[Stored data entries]
Begin
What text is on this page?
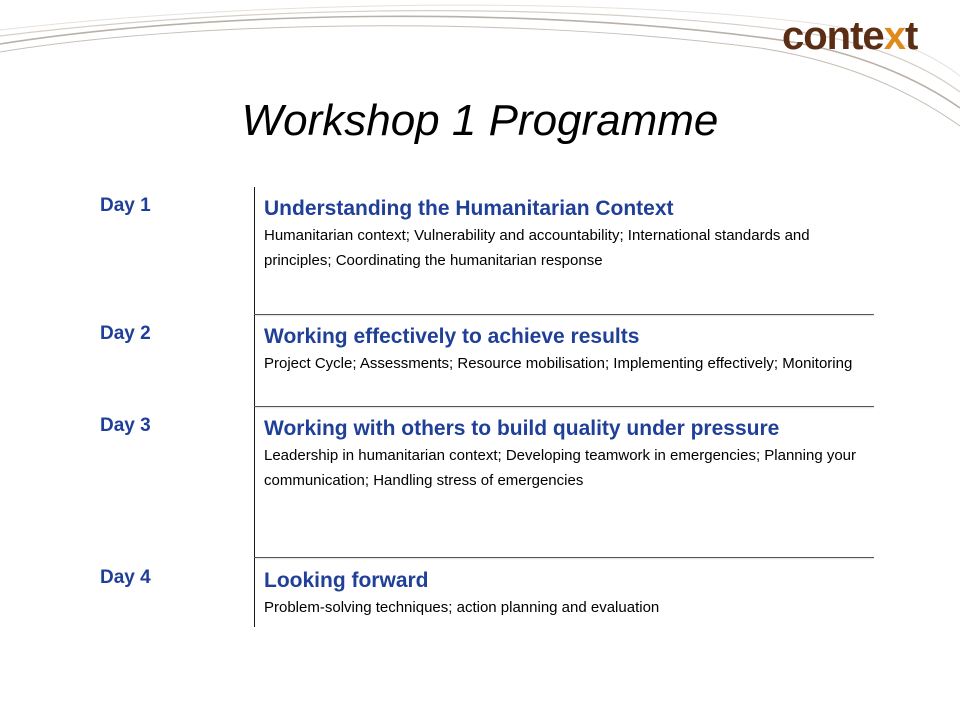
context
Workshop 1 Programme
Day 1	Understanding the Humanitarian Context
Humanitarian context; Vulnerability and accountability; International standards and principles; Coordinating the humanitarian response
Day 2	Working effectively to achieve results
Project Cycle; Assessments; Resource mobilisation; Implementing effectively; Monitoring
Day 3	Working with others to build quality under pressure
Leadership in humanitarian context; Developing teamwork in emergencies; Planning your communication; Handling stress of emergencies
Day 4	Looking forward
Problem-solving techniques; action planning and evaluation
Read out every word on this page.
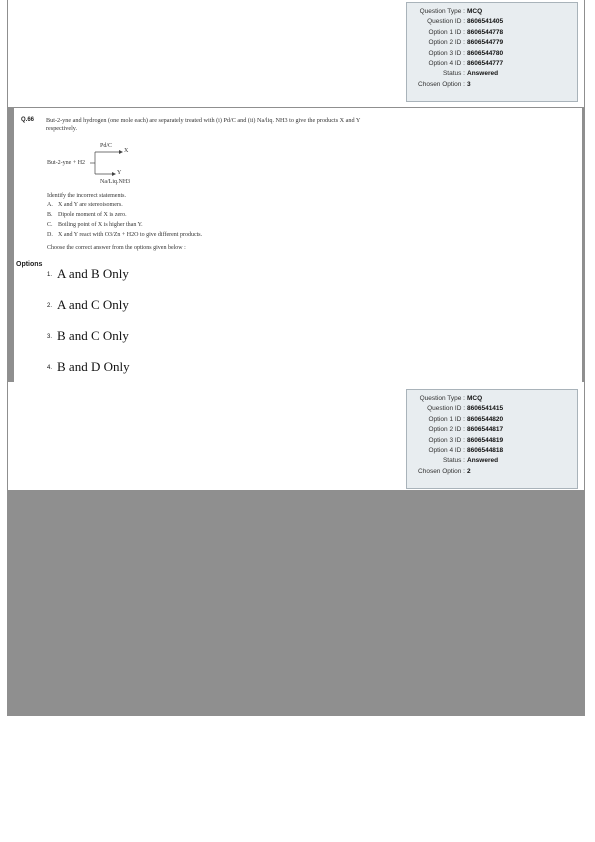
Question Type : MCQ
Question ID : 8606541405
Option 1 ID : 8606544778
Option 2 ID : 8606544779
Option 3 ID : 8606544780
Option 4 ID : 8606544777
Status : Answered
Chosen Option : 3
Q.66 But-2-yne and hydrogen (one mole each) are separately treated with (i) Pd/C and (ii) Na/liq. NH3 to give the products X and Y respectively.
Pd/C
But-2-yne + H2
X
Y
Na/Liq.NH3
Identify the incorrect statements.
A. X and Y are stereoisomers.
B. Dipole moment of X is zero.
C. Boiling point of X is higher than Y.
D. X and Y react with O3/Zn + H2O to give different products.
Choose the correct answer from the options given below :
Options
1. A and B Only
2. A and C Only
3. B and C Only
4. B and D Only
Question Type : MCQ
Question ID : 8606541415
Option 1 ID : 8606544820
Option 2 ID : 8606544817
Option 3 ID : 8606544819
Option 4 ID : 8606544818
Status : Answered
Chosen Option : 2
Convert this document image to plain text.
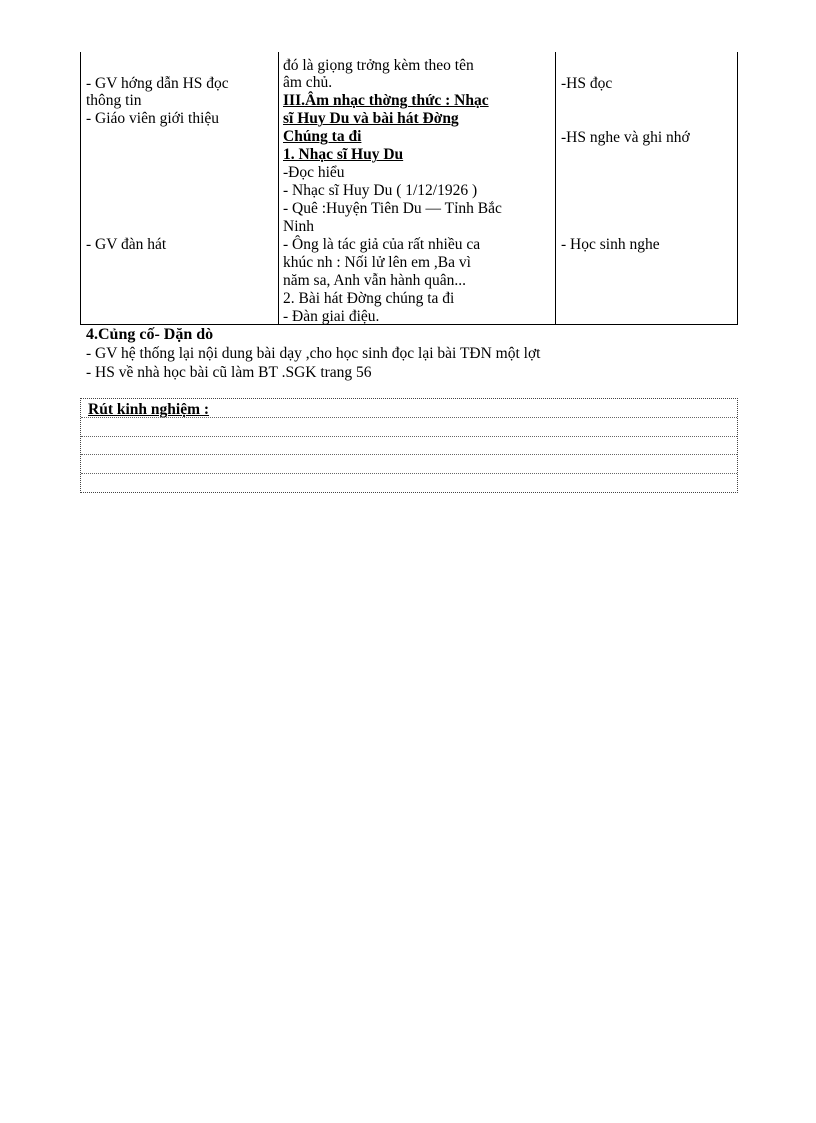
- GV hớng dẫn HS đọc
thông tin
- Giáo viên giới thiệu
- GV đàn hát
đó là giọng trởng kèm theo tên
âm chủ.
III.Âm nhạc thờng thức : Nhạc
sĩ Huy Du và bài hát Đờng
Chúng ta đi
1. Nhạc sĩ Huy Du
-Đọc hiểu
- Nhạc sĩ Huy Du ( 1/12/1926 )
- Quê :Huyện Tiên Du — Tỉnh Bắc
Ninh
- Ông là tác giả của rất nhiều ca
khúc nh : Nối lử lên em ,Ba vì
năm sa, Anh vẫn hành quân...
2. Bài hát Đờng chúng ta đi
- Đàn giai điệu.
-HS đọc
-HS nghe và ghi nhớ
- Học sinh nghe
4.Củng cố- Dặn dò
- GV hệ thống lại nội dung bài dạy ,cho học sinh đọc lại bài TĐN một lợt
- HS về nhà học bài cũ làm BT .SGK trang 56
Rút kinh nghiệm :
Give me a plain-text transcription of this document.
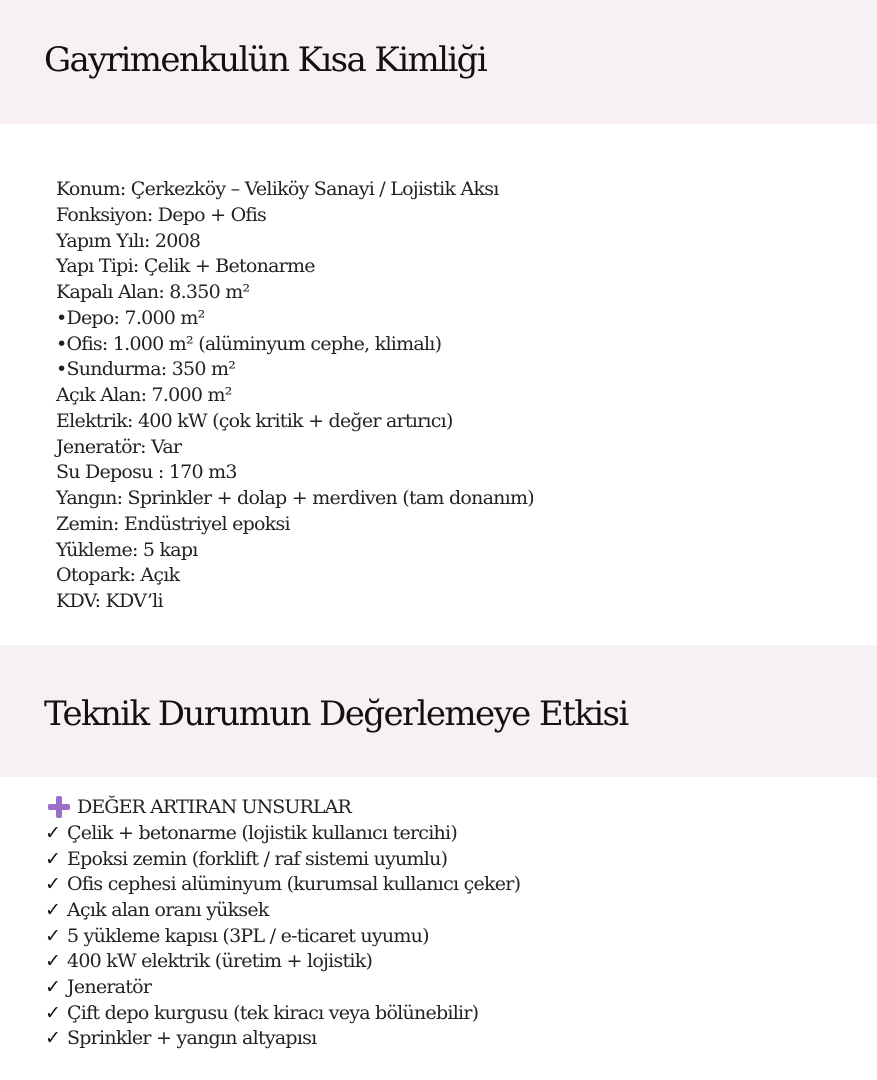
Gayrimenkulün Kısa Kimliği
Konum: Çerkezköy – Veliköy Sanayi / Lojistik Aksı
Fonksiyon: Depo + Ofis
Yapım Yılı: 2008
Yapı Tipi: Çelik + Betonarme
Kapalı Alan: 8.350 m²
•Depo: 7.000 m²
•Ofis: 1.000 m² (alüminyum cephe, klimalı)
•Sundurma: 350 m²
Açık Alan: 7.000 m²
Elektrik: 400 kW (çok kritik + değer artırıcı)
Jeneratör: Var
Su Deposu : 170 m3
Yangın: Sprinkler + dolap + merdiven (tam donanım)
Zemin: Endüstriyel epoksi
Yükleme: 5 kapı
Otopark: Açık
KDV: KDV’li
Teknik Durumun Değerlemeye Etkisi
DEĞER ARTIRAN UNSURLAR
✓ Çelik + betonarme (lojistik kullanıcı tercihi)
✓ Epoksi zemin (forklift / raf sistemi uyumlu)
✓ Ofis cephesi alüminyum (kurumsal kullanıcı çeker)
✓ Açık alan oranı yüksek
✓ 5 yükleme kapısı (3PL / e-ticaret uyumu)
✓ 400 kW elektrik (üretim + lojistik)
✓ Jeneratör
✓ Çift depo kurgusu (tek kiracı veya bölünebilir)
✓ Sprinkler + yangın altyapısı
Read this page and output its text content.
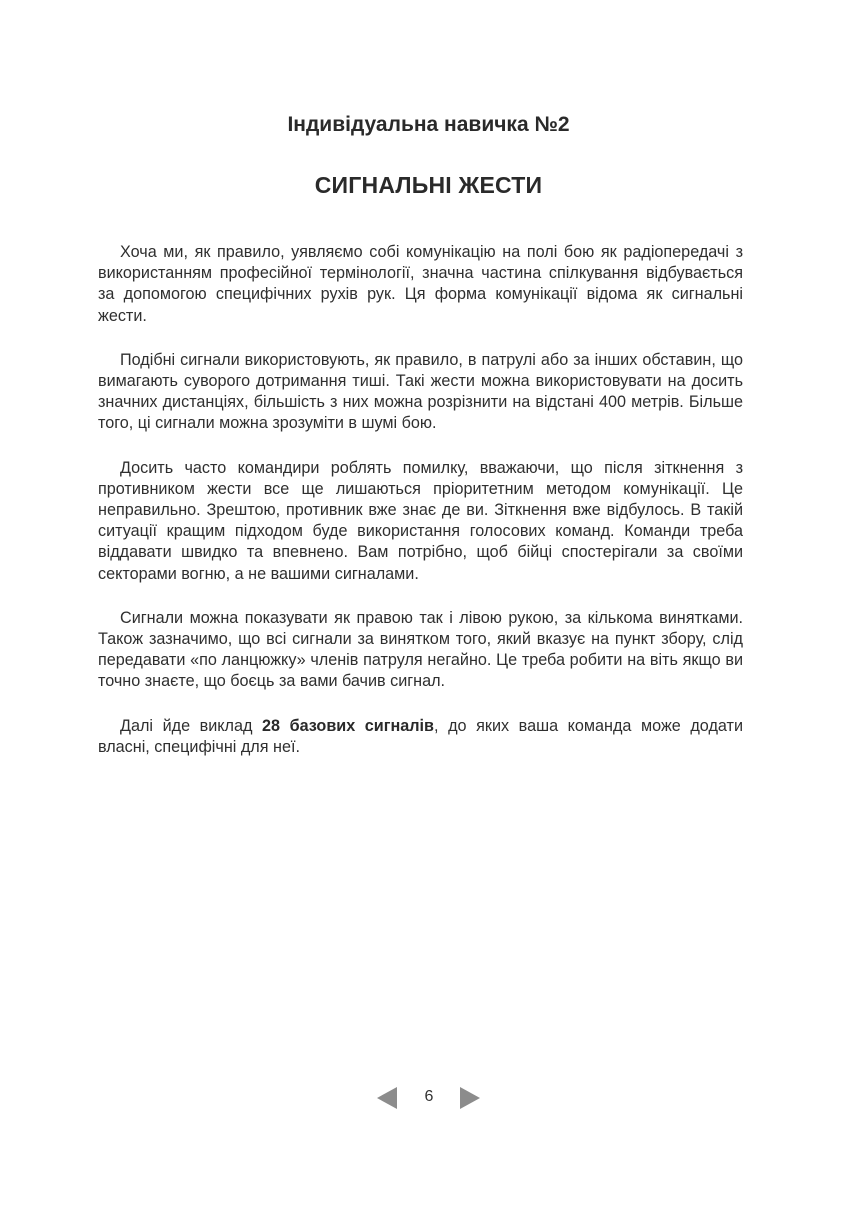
Індивідуальна навичка №2
СИГНАЛЬНІ ЖЕСТИ

Хоча ми, як правило, уявляємо собі комунікацію на полі бою як радіопередачі з використанням професійної термінології, значна частина спілкування відбувається за допомогою специфічних рухів рук. Ця форма комунікації відома як сигнальні жести.

Подібні сигнали використовують, як правило, в патрулі або за інших обставин, що вимагають суворого дотримання тиші. Такі жести можна використовувати на досить значних дистанціях, більшість з них можна розрізнити на відстані 400 метрів. Більше того, ці сигнали можна зрозуміти в шумі бою.

Досить часто командири роблять помилку, вважаючи, що після зіткнення з противником жести все ще лишаються пріоритетним методом комунікації. Це неправильно. Зрештою, противник вже знає де ви. Зіткнення вже відбулось. В такій ситуації кращим підходом буде використання голосових команд. Команди треба віддавати швидко та впевнено. Вам потрібно, щоб бійці спостерігали за своїми секторами вогню, а не вашими сигналами.

Сигнали можна показувати як правою так і лівою рукою, за кількома винятками. Також зазначимо, що всі сигнали за винятком того, який вказує на пункт збору, слід передавати «по ланцюжку» членів патруля негайно. Це треба робити на віть якщо ви точно знаєте, що боєць за вами бачив сигнал.

Далі йде виклад 28 базових сигналів, до яких ваша команда може додати власні, специфічні для неї.

6
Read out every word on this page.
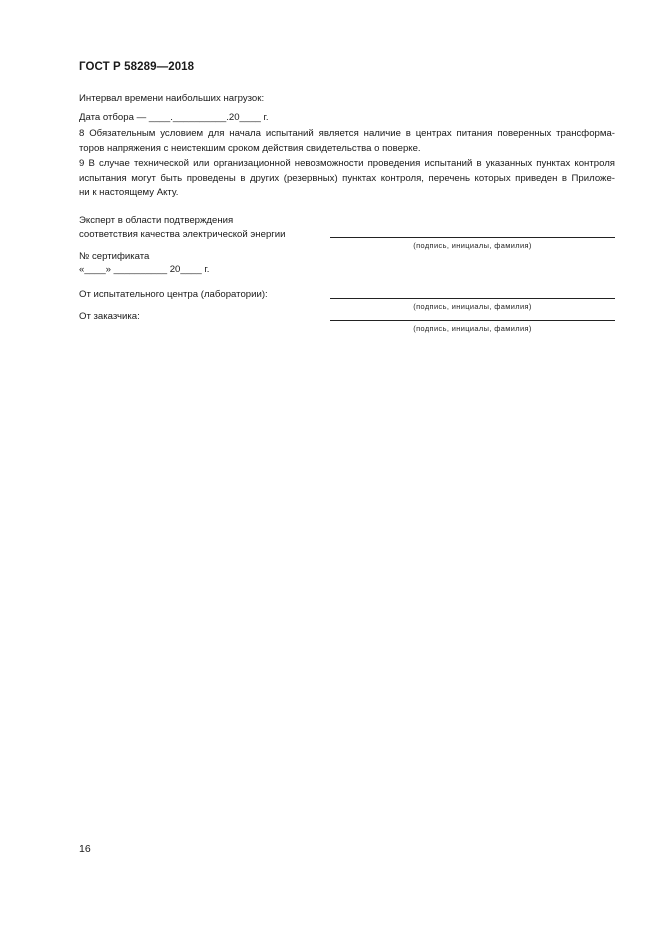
ГОСТ Р 58289—2018
Интервал времени наибольших нагрузок:
Дата отбора — ____.__________.20____ г.
8 Обязательным условием для начала испытаний является наличие в центрах питания поверенных трансформа-
торов напряжения с неистекшим сроком действия свидетельства о поверке.
9 В случае технической или организационной невозможности проведения испытаний в указанных пунктах контроля
испытания могут быть проведены в других (резервных) пунктах контроля, перечень которых приведен в Приложе-
ни к настоящему Акту.
Эксперт в области подтверждения
соответствия качества электрической энергии
(подпись, инициалы, фамилия)
№ сертификата
«____» __________ 20____ г.
От испытательного центра (лаборатории):
(подпись, инициалы, фамилия)
От заказчика:
(подпись, инициалы, фамилия)
16
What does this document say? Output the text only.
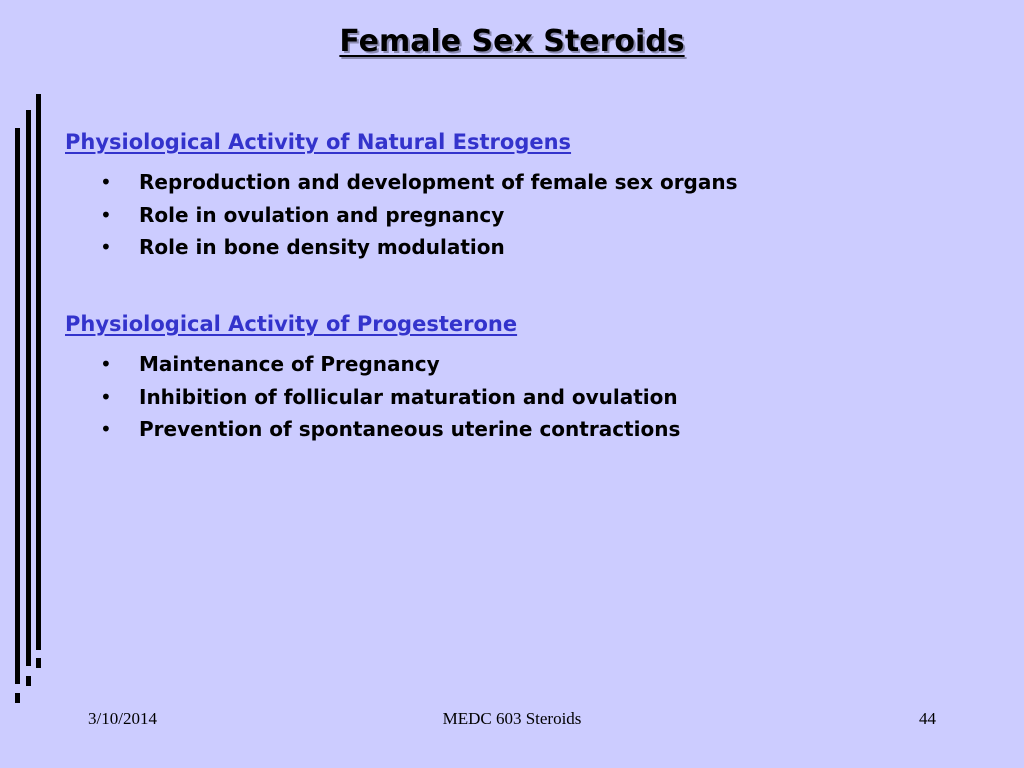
Female Sex Steroids
Physiological Activity of Natural Estrogens
• Reproduction and development of female sex organs
• Role in ovulation and pregnancy
• Role in bone density modulation
Physiological Activity of Progesterone
• Maintenance of Pregnancy
• Inhibition of follicular maturation and ovulation
• Prevention of spontaneous uterine contractions
3/10/2014	MEDC 603 Steroids	44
End
EXERCISE BRIEF: All lines above containing the string "Sprinkler" are to be collected.

REPLY:
Yangın: Sprinkler + dolap + merdiven (tam donanım)
✓ Sprinkler + yangın altyapısı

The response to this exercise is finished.